Lines of data:
-----

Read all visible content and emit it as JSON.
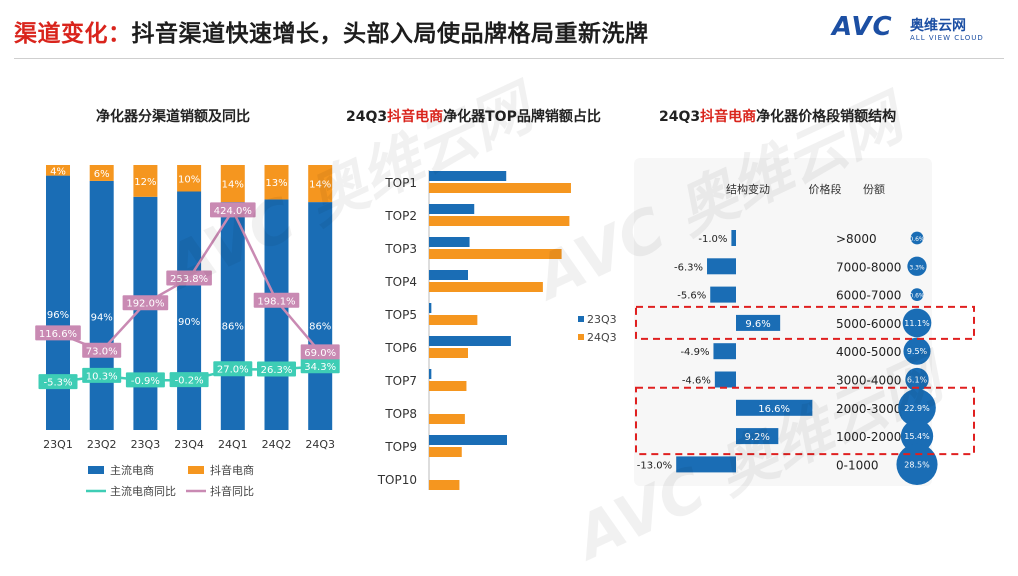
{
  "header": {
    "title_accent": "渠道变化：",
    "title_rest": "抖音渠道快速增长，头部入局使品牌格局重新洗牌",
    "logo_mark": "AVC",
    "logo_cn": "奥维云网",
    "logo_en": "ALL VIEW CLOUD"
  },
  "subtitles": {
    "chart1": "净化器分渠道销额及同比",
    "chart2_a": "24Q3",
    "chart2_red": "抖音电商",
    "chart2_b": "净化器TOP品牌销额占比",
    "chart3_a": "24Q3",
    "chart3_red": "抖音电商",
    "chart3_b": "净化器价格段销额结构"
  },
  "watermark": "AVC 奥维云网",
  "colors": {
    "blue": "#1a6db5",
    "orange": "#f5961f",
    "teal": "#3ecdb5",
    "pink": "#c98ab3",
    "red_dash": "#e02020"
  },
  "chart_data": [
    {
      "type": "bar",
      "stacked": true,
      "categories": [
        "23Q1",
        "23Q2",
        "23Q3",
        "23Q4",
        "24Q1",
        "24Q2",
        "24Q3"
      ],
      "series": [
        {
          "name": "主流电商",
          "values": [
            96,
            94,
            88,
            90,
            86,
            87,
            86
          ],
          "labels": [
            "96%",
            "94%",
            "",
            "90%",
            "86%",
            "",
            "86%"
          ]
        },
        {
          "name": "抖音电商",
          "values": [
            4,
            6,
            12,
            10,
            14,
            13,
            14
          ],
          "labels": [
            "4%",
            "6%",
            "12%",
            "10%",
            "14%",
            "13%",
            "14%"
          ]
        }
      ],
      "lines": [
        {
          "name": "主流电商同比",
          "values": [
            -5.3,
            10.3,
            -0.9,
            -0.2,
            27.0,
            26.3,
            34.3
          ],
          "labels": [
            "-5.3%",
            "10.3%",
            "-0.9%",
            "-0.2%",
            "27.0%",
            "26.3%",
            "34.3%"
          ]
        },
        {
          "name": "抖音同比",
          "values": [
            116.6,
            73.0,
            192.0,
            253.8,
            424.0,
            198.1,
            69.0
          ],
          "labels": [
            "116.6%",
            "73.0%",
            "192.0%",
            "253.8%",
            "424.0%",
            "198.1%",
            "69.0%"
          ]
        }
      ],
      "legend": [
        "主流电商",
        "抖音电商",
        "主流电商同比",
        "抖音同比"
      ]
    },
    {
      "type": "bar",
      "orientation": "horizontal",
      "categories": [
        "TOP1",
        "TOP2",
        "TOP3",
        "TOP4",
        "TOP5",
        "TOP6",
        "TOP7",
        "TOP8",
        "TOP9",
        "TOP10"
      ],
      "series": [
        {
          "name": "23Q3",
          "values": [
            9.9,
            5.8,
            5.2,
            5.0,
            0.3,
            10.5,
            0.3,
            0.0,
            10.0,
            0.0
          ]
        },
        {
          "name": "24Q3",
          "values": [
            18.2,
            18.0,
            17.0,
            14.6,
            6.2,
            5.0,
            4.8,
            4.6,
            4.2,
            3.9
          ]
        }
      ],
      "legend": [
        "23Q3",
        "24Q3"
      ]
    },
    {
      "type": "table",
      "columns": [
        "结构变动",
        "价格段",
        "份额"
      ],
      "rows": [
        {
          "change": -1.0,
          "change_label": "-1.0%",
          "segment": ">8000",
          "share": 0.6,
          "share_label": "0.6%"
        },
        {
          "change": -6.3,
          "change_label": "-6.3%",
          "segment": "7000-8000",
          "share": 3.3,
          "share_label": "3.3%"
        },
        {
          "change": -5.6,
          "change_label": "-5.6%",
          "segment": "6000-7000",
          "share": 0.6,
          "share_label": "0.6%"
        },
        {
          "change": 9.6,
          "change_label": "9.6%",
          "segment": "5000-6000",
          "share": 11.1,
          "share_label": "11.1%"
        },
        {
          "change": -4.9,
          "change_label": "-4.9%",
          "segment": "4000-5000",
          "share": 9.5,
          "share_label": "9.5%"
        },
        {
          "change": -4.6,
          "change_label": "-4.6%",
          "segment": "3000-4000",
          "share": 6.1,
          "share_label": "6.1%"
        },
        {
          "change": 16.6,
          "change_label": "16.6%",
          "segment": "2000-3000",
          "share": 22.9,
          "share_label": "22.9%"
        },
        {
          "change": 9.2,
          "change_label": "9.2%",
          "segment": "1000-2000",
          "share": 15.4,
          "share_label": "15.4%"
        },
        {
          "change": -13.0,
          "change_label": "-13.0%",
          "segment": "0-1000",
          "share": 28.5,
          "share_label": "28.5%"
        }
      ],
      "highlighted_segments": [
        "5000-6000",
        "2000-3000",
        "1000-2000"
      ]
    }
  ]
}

-----

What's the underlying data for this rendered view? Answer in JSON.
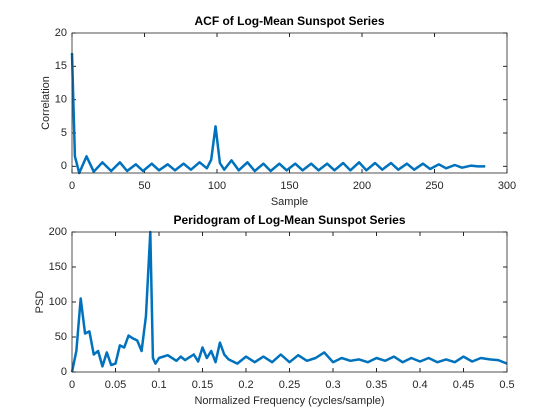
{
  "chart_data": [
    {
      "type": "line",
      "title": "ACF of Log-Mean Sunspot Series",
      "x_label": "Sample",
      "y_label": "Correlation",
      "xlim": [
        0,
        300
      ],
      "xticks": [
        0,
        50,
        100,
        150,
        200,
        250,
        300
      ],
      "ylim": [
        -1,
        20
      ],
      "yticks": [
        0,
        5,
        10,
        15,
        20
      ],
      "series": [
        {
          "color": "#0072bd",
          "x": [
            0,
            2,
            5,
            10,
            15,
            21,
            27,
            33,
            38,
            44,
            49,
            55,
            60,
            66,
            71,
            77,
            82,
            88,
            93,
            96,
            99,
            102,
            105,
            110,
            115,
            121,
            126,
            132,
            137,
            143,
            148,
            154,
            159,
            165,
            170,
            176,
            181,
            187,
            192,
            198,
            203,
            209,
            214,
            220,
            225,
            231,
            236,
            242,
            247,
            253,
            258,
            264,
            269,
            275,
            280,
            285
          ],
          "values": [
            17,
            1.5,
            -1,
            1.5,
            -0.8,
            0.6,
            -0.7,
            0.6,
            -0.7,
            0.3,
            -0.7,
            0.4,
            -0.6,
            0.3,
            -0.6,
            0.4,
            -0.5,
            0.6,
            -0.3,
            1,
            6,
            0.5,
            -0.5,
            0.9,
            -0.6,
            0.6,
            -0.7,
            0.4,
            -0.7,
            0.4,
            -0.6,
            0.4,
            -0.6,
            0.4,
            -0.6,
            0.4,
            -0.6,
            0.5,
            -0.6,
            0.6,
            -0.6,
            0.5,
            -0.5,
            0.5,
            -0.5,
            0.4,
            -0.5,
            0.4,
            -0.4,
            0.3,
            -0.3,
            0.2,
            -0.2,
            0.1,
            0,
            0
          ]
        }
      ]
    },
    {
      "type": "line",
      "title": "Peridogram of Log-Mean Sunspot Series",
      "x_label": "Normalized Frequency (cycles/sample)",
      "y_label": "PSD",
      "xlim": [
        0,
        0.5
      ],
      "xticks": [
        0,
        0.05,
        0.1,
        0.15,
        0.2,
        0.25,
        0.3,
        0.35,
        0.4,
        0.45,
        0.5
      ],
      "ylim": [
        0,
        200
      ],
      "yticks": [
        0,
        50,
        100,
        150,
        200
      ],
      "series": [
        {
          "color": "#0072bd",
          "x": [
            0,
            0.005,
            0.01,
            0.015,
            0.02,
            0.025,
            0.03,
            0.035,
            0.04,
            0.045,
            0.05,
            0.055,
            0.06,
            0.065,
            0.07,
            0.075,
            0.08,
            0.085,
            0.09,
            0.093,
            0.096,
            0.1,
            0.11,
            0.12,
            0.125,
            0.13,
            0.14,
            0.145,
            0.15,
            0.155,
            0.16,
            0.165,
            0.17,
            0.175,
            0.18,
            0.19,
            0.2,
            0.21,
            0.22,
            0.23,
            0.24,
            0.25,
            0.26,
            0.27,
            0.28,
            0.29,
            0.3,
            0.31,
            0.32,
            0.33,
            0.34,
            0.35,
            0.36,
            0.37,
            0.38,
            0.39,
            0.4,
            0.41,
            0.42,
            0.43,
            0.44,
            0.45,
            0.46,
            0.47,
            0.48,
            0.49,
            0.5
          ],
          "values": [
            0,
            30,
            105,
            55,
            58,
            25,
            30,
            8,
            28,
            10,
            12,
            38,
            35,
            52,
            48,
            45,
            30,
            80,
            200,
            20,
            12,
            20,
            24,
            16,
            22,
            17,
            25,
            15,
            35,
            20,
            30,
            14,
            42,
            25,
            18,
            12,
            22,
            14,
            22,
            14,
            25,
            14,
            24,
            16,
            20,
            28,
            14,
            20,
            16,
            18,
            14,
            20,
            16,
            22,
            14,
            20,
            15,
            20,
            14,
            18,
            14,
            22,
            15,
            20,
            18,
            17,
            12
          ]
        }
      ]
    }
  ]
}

-----

Pick out all the lines with the word "Sunspot" in them and copy them.

Result for this exercise>
      "title": "ACF of Log-Mean Sunspot Series",
      "title": "Peridogram of Log-Mean Sunspot Series",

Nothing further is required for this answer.